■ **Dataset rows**
━━━━━━━━━━

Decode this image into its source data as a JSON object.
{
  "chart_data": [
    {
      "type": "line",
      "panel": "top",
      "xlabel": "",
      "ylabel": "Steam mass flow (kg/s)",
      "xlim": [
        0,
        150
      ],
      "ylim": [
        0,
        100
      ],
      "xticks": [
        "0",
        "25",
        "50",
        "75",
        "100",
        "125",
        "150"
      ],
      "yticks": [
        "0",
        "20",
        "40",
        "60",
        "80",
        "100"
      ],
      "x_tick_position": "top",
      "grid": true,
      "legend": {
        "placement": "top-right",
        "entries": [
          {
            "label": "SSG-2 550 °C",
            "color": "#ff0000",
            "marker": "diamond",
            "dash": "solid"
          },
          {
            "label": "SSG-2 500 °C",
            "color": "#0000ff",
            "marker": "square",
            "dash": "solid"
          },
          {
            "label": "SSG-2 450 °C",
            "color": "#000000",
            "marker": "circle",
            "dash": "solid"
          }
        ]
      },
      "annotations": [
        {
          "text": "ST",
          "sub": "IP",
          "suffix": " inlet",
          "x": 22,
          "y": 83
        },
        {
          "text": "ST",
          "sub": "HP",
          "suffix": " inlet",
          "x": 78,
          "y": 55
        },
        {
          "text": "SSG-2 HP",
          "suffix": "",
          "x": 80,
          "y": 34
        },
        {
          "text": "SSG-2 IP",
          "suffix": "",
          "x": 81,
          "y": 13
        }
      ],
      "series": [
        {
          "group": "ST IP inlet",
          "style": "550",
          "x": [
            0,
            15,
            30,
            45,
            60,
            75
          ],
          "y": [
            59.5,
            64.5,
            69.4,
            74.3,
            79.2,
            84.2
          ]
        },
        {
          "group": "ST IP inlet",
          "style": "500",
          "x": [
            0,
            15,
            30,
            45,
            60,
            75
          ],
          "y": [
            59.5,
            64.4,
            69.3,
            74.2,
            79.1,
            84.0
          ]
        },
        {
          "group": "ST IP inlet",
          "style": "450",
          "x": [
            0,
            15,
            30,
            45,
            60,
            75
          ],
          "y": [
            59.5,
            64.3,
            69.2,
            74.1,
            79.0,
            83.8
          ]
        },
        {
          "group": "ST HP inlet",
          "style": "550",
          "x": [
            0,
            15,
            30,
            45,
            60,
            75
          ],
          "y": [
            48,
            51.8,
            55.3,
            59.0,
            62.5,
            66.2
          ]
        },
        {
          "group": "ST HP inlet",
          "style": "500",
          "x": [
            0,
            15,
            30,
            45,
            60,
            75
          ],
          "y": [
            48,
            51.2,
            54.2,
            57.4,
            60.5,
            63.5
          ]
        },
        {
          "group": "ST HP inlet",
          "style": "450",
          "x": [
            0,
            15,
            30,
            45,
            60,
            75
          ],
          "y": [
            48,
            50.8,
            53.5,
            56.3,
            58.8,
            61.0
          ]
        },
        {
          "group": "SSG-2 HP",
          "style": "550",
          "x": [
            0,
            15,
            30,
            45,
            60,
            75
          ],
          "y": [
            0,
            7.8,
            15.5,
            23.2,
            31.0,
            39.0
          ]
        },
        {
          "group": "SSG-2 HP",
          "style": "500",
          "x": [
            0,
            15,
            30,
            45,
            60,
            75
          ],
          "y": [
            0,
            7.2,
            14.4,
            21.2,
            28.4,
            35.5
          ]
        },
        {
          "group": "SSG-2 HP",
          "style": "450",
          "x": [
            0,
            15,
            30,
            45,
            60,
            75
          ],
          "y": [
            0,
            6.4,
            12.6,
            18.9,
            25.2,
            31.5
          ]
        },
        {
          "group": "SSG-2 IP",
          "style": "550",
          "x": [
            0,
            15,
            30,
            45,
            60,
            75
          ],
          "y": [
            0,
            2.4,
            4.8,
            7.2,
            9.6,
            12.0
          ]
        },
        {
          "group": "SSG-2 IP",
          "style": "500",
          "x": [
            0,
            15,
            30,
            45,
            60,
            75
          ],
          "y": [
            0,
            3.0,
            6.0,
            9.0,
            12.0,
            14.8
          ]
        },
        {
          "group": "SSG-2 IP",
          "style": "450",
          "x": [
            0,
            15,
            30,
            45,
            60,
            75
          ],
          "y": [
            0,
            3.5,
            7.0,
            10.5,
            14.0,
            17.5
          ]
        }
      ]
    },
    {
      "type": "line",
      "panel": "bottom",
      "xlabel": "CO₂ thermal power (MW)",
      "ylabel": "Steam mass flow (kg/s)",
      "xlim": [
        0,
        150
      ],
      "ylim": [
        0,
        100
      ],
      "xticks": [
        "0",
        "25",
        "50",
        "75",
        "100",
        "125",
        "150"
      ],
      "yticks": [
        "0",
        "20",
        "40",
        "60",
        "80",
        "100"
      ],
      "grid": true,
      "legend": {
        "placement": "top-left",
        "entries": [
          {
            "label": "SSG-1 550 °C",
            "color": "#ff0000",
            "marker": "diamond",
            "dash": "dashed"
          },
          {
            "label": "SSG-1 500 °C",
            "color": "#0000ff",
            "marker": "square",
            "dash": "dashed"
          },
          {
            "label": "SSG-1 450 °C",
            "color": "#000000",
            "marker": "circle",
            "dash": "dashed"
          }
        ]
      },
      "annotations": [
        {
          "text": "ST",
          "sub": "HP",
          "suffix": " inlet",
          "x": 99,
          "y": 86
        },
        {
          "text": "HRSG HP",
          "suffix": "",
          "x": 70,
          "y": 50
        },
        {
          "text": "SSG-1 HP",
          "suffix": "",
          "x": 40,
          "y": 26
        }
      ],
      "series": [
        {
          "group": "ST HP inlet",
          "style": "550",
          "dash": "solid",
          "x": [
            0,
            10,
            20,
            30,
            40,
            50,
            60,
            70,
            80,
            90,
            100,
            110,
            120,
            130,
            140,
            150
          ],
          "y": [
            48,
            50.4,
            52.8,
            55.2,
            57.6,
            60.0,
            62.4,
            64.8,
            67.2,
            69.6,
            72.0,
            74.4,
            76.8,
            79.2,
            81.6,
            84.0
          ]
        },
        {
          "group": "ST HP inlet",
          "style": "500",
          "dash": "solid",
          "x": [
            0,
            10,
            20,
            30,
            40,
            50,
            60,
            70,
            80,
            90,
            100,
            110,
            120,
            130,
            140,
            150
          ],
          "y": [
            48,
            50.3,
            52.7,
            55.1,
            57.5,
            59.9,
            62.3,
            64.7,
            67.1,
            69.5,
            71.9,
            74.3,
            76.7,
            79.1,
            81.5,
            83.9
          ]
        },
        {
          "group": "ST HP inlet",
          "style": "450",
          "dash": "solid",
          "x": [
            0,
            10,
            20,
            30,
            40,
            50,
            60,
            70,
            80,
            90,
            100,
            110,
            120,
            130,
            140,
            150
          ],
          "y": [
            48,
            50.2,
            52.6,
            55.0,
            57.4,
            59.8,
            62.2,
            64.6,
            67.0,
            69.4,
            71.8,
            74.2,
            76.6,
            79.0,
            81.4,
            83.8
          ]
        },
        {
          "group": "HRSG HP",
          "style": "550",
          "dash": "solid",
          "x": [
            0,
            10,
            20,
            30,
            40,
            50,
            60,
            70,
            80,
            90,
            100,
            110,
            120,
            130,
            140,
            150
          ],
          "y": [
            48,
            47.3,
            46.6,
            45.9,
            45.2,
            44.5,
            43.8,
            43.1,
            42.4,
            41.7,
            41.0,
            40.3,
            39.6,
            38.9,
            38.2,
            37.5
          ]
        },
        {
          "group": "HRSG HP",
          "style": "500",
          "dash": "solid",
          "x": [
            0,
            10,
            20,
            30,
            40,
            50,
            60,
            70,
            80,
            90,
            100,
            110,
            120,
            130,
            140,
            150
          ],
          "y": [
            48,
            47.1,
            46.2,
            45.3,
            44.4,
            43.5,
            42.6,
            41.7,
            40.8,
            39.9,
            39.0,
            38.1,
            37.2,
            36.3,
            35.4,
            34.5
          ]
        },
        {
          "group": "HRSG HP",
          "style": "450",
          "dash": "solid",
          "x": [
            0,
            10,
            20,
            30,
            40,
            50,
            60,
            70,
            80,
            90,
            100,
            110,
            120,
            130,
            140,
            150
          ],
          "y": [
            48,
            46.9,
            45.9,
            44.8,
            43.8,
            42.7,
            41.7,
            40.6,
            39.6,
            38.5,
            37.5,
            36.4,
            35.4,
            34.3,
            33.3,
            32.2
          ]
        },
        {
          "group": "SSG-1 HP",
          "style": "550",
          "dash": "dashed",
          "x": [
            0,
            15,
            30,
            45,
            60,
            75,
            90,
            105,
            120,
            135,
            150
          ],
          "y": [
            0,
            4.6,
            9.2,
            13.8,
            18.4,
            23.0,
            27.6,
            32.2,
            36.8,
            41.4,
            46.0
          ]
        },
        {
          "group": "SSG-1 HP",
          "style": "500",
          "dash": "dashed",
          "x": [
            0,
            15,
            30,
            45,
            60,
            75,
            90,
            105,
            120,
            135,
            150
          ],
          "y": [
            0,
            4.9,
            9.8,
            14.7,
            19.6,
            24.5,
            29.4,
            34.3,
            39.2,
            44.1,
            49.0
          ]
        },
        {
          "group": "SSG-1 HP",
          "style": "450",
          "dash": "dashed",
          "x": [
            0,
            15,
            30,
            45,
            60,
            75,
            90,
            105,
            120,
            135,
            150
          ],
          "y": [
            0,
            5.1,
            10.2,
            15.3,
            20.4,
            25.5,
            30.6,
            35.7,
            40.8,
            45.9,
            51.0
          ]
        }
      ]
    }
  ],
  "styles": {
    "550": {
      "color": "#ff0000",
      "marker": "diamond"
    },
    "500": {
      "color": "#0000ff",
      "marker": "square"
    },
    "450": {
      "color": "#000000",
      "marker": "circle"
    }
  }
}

━━━━━━━━━━

■ **GOAL**
Your answer should be a single number: the count of lines holding the word "placement".

■ **THE COMPLETED TASK**
2